#### WRITTEN REQUEST
Omit the images. Copy each entry word for word.

═════ RECORDS SUPPLIED

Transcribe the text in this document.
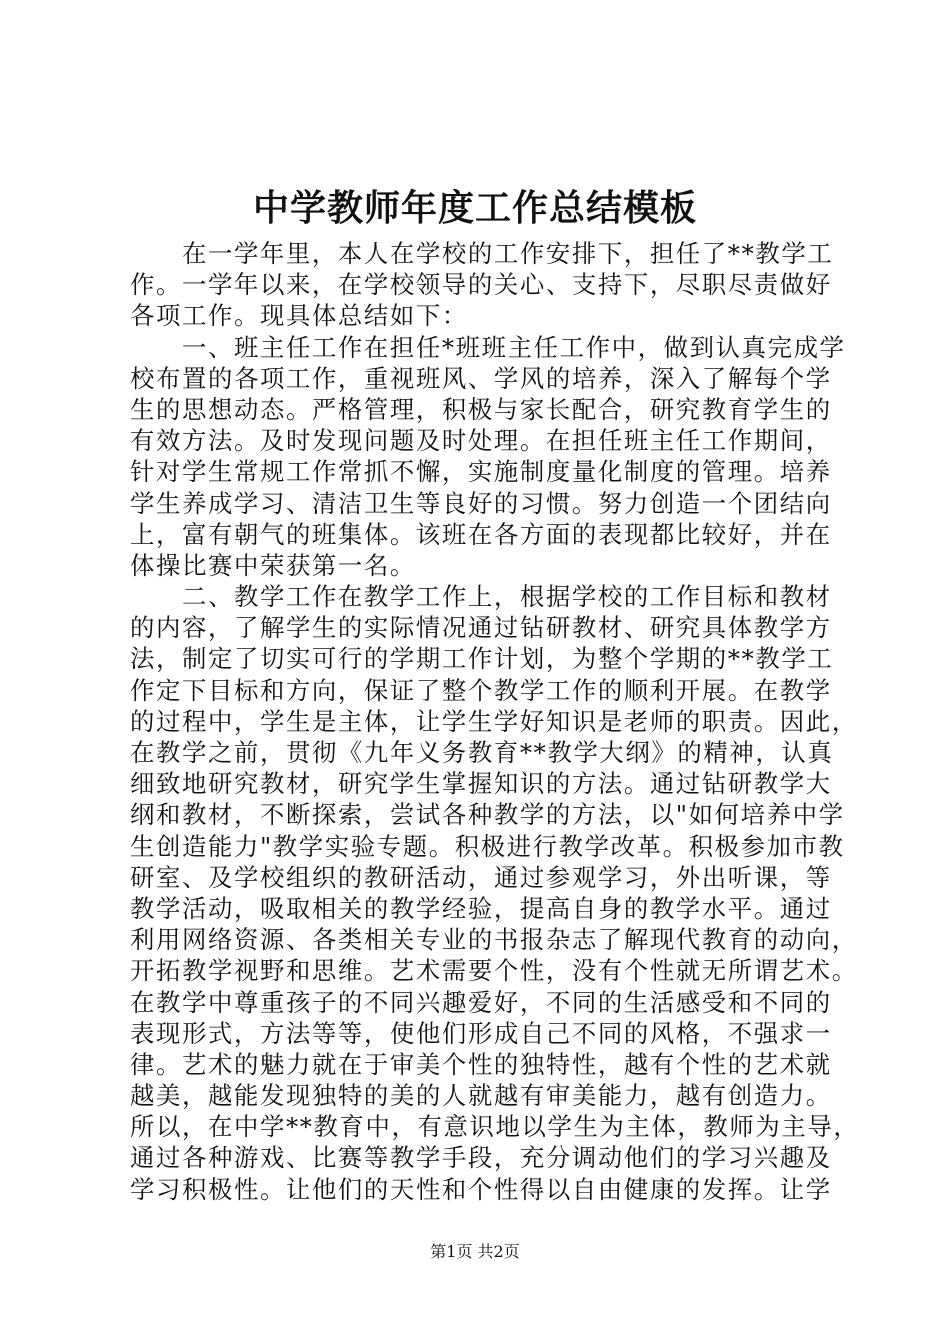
中学教师年度工作总结模板
　　在一学年里，本人在学校的工作安排下，担任了**教学工
作。一学年以来，在学校领导的关心、支持下，尽职尽责做好
各项工作。现具体总结如下：
　　一、班主任工作在担任*班班主任工作中，做到认真完成学
校布置的各项工作，重视班风、学风的培养，深入了解每个学
生的思想动态。严格管理，积极与家长配合，研究教育学生的
有效方法。及时发现问题及时处理。在担任班主任工作期间，
针对学生常规工作常抓不懈，实施制度量化制度的管理。培养
学生养成学习、清洁卫生等良好的习惯。努力创造一个团结向
上，富有朝气的班集体。该班在各方面的表现都比较好，并在
体操比赛中荣获第一名。
　　二、教学工作在教学工作上，根据学校的工作目标和教材
的内容，了解学生的实际情况通过钻研教材、研究具体教学方
法，制定了切实可行的学期工作计划，为整个学期的**教学工
作定下目标和方向，保证了整个教学工作的顺利开展。在教学
的过程中，学生是主体，让学生学好知识是老师的职责。因此，
在教学之前，贯彻《九年义务教育**教学大纲》的精神，认真
细致地研究教材，研究学生掌握知识的方法。通过钻研教学大
纲和教材，不断探索，尝试各种教学的方法，以"如何培养中学
生创造能力"教学实验专题。积极进行教学改革。积极参加市教
研室、及学校组织的教研活动，通过参观学习，外出听课，等
教学活动，吸取相关的教学经验，提高自身的教学水平。通过
利用网络资源、各类相关专业的书报杂志了解现代教育的动向，
开拓教学视野和思维。艺术需要个性，没有个性就无所谓艺术。
在教学中尊重孩子的不同兴趣爱好，不同的生活感受和不同的
表现形式，方法等等，使他们形成自己不同的风格，不强求一
律。艺术的魅力就在于审美个性的独特性，越有个性的艺术就
越美，越能发现独特的美的人就越有审美能力，越有创造力。
所以，在中学**教育中，有意识地以学生为主体，教师为主导，
通过各种游戏、比赛等教学手段，充分调动他们的学习兴趣及
学习积极性。让他们的天性和个性得以自由健康的发挥。让学
第1页 共2页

══════════

#### IN RESPONSE
Transcribe the text in this document.
中学教师年度工作总结模板
　　在一学年里，本人在学校的工作安排下，担任了**教学工
作。一学年以来，在学校领导的关心、支持下，尽职尽责做好
各项工作。现具体总结如下：
　　一、班主任工作在担任*班班主任工作中，做到认真完成学
校布置的各项工作，重视班风、学风的培养，深入了解每个学
生的思想动态。严格管理，积极与家长配合，研究教育学生的
有效方法。及时发现问题及时处理。在担任班主任工作期间，
针对学生常规工作常抓不懈，实施制度量化制度的管理。培养
学生养成学习、清洁卫生等良好的习惯。努力创造一个团结向
上，富有朝气的班集体。该班在各方面的表现都比较好，并在
体操比赛中荣获第一名。
　　二、教学工作在教学工作上，根据学校的工作目标和教材
的内容，了解学生的实际情况通过钻研教材、研究具体教学方
法，制定了切实可行的学期工作计划，为整个学期的**教学工
作定下目标和方向，保证了整个教学工作的顺利开展。在教学
的过程中，学生是主体，让学生学好知识是老师的职责。因此，
在教学之前，贯彻《九年义务教育**教学大纲》的精神，认真
细致地研究教材，研究学生掌握知识的方法。通过钻研教学大
纲和教材，不断探索，尝试各种教学的方法，以"如何培养中学
生创造能力"教学实验专题。积极进行教学改革。积极参加市教
研室、及学校组织的教研活动，通过参观学习，外出听课，等
教学活动，吸取相关的教学经验，提高自身的教学水平。通过
利用网络资源、各类相关专业的书报杂志了解现代教育的动向，
开拓教学视野和思维。艺术需要个性，没有个性就无所谓艺术。
在教学中尊重孩子的不同兴趣爱好，不同的生活感受和不同的
表现形式，方法等等，使他们形成自己不同的风格，不强求一
律。艺术的魅力就在于审美个性的独特性，越有个性的艺术就
越美，越能发现独特的美的人就越有审美能力，越有创造力。
所以，在中学**教育中，有意识地以学生为主体，教师为主导，
通过各种游戏、比赛等教学手段，充分调动他们的学习兴趣及
学习积极性。让他们的天性和个性得以自由健康的发挥。让学
第1页 共2页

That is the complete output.